Extracted data entries
___
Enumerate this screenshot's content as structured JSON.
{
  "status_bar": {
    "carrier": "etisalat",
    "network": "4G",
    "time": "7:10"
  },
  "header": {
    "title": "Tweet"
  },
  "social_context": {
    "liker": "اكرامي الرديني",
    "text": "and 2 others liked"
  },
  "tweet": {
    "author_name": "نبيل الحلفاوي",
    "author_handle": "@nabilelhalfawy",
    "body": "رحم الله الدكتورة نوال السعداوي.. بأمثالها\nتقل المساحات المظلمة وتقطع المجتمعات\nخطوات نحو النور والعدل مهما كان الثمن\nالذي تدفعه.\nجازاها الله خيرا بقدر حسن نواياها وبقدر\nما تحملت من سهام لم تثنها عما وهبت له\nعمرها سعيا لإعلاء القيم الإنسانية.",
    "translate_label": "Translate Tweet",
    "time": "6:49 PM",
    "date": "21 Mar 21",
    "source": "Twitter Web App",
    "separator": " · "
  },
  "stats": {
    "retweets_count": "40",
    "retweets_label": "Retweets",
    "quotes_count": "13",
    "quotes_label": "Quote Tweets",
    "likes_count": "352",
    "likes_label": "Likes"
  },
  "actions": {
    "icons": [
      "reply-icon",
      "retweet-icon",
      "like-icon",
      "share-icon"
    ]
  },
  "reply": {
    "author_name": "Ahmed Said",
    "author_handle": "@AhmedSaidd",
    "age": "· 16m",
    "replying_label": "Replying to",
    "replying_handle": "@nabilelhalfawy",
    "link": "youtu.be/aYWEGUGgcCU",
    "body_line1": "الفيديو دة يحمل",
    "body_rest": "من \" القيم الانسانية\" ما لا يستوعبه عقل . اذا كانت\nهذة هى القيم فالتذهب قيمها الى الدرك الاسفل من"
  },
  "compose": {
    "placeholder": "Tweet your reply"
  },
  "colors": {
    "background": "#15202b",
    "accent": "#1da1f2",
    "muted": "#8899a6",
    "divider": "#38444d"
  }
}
___
> [What you should do]
Show every line of the listing in which the string "القيم" can be found.

> [Problem solution]
    "body": "رحم الله الدكتورة نوال السعداوي.. بأمثالها\nتقل المساحات المظلمة وتقطع المجتمعات\nخطوات نحو النور والعدل مهما كان الثمن\nالذي تدفعه.\nجازاها الله خيرا بقدر حسن نواياها وبقدر\nما تحملت من سهام لم تثنها عما وهبت له\nعمرها سعيا لإعلاء القيم الإنسانية.",
    "body_rest": "من \" القيم الانسانية\" ما لا يستوعبه عقل . اذا كانت\nهذة هى القيم فالتذهب قيمها الى الدرك الاسفل من"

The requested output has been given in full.